[Data items]
────────────────────

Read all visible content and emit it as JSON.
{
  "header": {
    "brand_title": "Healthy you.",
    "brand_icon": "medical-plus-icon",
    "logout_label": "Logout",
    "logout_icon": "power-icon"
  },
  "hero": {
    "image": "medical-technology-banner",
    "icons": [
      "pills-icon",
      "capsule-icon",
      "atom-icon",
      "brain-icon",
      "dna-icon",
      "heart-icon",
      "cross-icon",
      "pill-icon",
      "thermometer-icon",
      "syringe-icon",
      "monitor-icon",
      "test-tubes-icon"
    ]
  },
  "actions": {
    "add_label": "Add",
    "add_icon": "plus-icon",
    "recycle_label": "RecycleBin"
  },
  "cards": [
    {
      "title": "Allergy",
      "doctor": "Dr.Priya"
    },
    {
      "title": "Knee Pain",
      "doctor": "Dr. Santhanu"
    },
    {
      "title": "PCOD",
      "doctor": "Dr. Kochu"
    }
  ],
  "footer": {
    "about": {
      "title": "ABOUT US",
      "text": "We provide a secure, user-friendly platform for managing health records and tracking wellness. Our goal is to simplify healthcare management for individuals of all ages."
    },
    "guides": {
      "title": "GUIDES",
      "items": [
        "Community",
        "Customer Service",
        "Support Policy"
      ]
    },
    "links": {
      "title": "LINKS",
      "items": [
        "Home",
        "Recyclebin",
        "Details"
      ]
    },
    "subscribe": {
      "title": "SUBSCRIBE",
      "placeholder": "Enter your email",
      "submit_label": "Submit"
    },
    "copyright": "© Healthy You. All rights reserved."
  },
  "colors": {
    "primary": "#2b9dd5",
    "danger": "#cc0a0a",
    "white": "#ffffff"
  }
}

────────────────────

__Aim__
Scan the listing above for the word "doctor" and show each line where it is found.

__Answer for the task__
      "doctor": "Dr.Priya"
      "doctor": "Dr. Santhanu"
      "doctor": "Dr. Kochu"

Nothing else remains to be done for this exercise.